Three green technology companies emerged as among the more interesting companies at the Launch Silicon Valley pitch-fest yesterday.
Several hundred entrepreneurs and investors gathered in Mountain View, Calif. for the annual ritual, where 30 hand-picked companies gave a ten-minute pitch.
D. Light Design Wants to Eliminate Kerosene Usage
Sam Goldman and Ned Tozun, both second-year Stanford MBAs and co-founders of startup D. Light Design, want to eliminate the use of kerosene lanterns in developing countries with a product called Forever-Bright.
The product’s working prototype is a white box about half the size of a loaf of bread with bright LEDs for interior home lighting and hookups to charge cell phones and power radios. The device can be charged with solar photovoltaic cells, or, for villagers capable of traveling to grid-connected power sources, they can charge the device and bring it back to their homes.
Goldman (right in picture above) says one quarter of the world’s population, or about two billion people, rely on kerosene lanterns for interior home lighting at night. With most of these people subsisting on average incomes of about one dollar a day, they’re paying up to 15 percent of their income on kerosene, not to mention exposing their families to toxic pollutants and the risk of fire.
Goldman tells VentureBeat Forever-Bright’s manufacturing cost is low enough to retail the product for as little as $10 a unit and still generate a profit for the company. The young startup is seeking patents for its proprietary circuitry.
We first mentioned these guys in December, when we heard Ned Tozun (left in picture) pitch at Stanford, and he won the pitching competition. At the time, comments on that story pointed out competitors, such as Mightylight. Mightylight’s LEDs (see story in Time) sell for $50, so are more expensive than D. Light’s planned price. We’ll have to wait to see whether D. Light delivers.
Indeed, D. Light Design is one of a growing number of startups to attempt to leverage Silicon Valley technology know-how to eliminate kerosene usage in developing countries via alternative power generation sources. Back in April, VentureBeat covered another interesting startup, Potenco, which offers a yo-yo-like device that generates storable power with the pull of a string.
ReadySolar: The Model T of Solar Panels?
Installing residential solar power systems is too expensive, says Meredith McClintock, CEO of Petaluma-based ReadySolar, and her small startup wants to change that.
Solar power, installed, currently costs around $10/watt. Approximately half of that expense is related to the cost of professional installation, says McClintock.
ReadySolar believes it can eliminate 30 to 50 percent of the installed cost with its Solar-in-a-Box systems, which come prepackaged and, the company claims, install more easily and cheaply than competing systems from big photovoltaic (PV) installers such as Akeena Systems or Solar City.

Aim of the task - Reproduce the green-tech startup article word for word, beginning at the words "Installing residential solar" and stopping after "installation, says McClintock.". The records that come after the green-tech startup article have no connection to it.

Provided information -
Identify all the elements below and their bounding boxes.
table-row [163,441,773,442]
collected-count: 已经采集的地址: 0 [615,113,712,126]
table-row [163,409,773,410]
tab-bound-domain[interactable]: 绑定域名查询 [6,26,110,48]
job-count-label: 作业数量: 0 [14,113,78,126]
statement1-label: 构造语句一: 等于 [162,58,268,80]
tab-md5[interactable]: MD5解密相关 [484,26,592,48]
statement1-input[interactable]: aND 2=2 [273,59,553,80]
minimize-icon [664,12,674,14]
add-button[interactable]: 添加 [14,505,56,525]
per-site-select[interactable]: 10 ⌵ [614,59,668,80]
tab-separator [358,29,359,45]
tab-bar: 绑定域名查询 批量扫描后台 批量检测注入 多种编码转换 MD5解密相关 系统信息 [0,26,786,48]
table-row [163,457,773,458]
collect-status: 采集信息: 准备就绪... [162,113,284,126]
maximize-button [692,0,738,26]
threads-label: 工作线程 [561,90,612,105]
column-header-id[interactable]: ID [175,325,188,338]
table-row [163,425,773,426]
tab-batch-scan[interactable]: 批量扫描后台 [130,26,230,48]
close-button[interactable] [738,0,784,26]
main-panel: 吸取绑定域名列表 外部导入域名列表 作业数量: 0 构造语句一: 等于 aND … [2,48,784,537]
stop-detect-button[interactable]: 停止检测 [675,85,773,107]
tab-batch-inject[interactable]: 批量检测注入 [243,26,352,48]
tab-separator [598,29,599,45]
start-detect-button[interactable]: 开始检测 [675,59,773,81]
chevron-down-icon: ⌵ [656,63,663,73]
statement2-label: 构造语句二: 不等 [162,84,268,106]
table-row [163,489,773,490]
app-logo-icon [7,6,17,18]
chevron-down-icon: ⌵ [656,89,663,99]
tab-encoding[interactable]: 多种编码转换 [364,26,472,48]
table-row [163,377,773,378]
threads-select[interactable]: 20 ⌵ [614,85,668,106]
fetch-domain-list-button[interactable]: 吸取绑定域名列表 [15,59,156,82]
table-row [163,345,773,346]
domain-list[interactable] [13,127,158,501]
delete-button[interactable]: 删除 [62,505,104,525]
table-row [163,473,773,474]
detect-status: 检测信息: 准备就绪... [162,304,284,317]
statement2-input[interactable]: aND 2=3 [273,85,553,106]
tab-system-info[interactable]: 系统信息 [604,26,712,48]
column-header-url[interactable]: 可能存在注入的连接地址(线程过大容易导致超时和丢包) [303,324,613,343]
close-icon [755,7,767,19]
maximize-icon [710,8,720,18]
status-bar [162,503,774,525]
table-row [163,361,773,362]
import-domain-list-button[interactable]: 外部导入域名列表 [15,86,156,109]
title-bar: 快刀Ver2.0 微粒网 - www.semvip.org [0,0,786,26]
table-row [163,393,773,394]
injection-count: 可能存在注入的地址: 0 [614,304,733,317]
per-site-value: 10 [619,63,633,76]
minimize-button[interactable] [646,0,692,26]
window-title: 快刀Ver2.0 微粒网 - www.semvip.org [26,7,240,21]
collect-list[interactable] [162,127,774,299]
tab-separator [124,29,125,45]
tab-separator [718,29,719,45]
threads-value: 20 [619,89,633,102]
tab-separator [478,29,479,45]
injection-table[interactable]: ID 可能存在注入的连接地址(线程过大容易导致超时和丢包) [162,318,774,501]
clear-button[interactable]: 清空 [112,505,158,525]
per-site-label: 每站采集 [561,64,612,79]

Reply to the task -
Installing residential solar power systems is too expensive, says Meredith McClintock, CEO of Petaluma-based ReadySolar, and her small startup wants to change that.
Solar power, installed, currently costs around $10/watt. Approximately half of that expense is related to the cost of professional installation, says McClintock.